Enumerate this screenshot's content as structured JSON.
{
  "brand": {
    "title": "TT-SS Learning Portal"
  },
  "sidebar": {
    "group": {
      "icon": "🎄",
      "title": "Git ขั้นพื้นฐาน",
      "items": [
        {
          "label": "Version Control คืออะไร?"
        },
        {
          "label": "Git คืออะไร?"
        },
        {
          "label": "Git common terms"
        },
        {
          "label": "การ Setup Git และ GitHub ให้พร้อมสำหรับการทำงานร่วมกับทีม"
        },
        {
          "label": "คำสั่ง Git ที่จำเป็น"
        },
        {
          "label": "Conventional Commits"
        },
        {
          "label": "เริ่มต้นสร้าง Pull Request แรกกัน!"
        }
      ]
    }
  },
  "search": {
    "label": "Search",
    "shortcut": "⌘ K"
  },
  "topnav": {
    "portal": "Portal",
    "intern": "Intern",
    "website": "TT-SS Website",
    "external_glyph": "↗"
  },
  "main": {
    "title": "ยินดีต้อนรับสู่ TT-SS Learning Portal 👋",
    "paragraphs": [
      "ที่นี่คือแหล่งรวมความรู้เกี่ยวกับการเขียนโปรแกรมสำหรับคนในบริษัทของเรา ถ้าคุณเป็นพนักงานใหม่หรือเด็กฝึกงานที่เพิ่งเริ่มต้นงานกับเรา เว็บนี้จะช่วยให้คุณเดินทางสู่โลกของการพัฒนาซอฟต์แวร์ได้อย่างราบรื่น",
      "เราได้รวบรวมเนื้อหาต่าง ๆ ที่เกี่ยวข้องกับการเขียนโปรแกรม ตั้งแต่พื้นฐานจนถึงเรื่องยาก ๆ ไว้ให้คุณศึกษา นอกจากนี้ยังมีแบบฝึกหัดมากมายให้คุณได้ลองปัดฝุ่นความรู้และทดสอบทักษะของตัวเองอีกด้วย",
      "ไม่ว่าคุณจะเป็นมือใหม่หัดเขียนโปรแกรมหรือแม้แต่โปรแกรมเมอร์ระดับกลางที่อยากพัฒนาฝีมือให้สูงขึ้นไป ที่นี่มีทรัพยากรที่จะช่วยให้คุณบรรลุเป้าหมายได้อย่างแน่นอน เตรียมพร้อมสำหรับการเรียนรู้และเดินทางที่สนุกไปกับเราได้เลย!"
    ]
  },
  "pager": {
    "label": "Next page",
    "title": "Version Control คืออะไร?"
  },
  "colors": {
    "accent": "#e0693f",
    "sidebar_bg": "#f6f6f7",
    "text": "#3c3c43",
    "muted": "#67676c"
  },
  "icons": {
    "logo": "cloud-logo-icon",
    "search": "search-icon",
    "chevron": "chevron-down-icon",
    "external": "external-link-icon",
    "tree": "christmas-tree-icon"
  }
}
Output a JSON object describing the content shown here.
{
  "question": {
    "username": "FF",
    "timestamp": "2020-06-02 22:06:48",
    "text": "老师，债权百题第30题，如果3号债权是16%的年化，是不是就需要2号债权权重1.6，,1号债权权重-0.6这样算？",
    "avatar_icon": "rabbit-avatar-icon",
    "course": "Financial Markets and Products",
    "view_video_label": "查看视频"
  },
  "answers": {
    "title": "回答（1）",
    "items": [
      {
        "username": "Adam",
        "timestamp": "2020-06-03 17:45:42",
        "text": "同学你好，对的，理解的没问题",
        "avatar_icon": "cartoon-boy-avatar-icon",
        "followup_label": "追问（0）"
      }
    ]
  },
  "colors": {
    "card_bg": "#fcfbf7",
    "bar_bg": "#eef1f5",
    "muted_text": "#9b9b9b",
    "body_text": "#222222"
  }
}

· · · · ·

■ Task directions: Locate and copy each line in the data above that includes the word "วยให".

■ Output for this exercise:
      "ที่นี่คือแหล่งรวมความรู้เกี่ยวกับการเขียนโปรแกรมสำหรับคนในบริษัทของเรา ถ้าคุณเป็นพนักงานใหม่หรือเด็กฝึกงานที่เพิ่งเริ่มต้นงานกับเรา เว็บนี้จะช่วยให้คุณเดินทางสู่โลกของการพัฒนาซอฟต์แวร์ได้อย่างราบรื่น",
      "ไม่ว่าคุณจะเป็นมือใหม่หัดเขียนโปรแกรมหรือแม้แต่โปรแกรมเมอร์ระดับกลางที่อยากพัฒนาฝีมือให้สูงขึ้นไป ที่นี่มีทรัพยากรที่จะช่วยให้คุณบรรลุเป้าหมายได้อย่างแน่นอน เตรียมพร้อมสำหรับการเรียนรู้และเดินทางที่สนุกไปกับเราได้เลย!"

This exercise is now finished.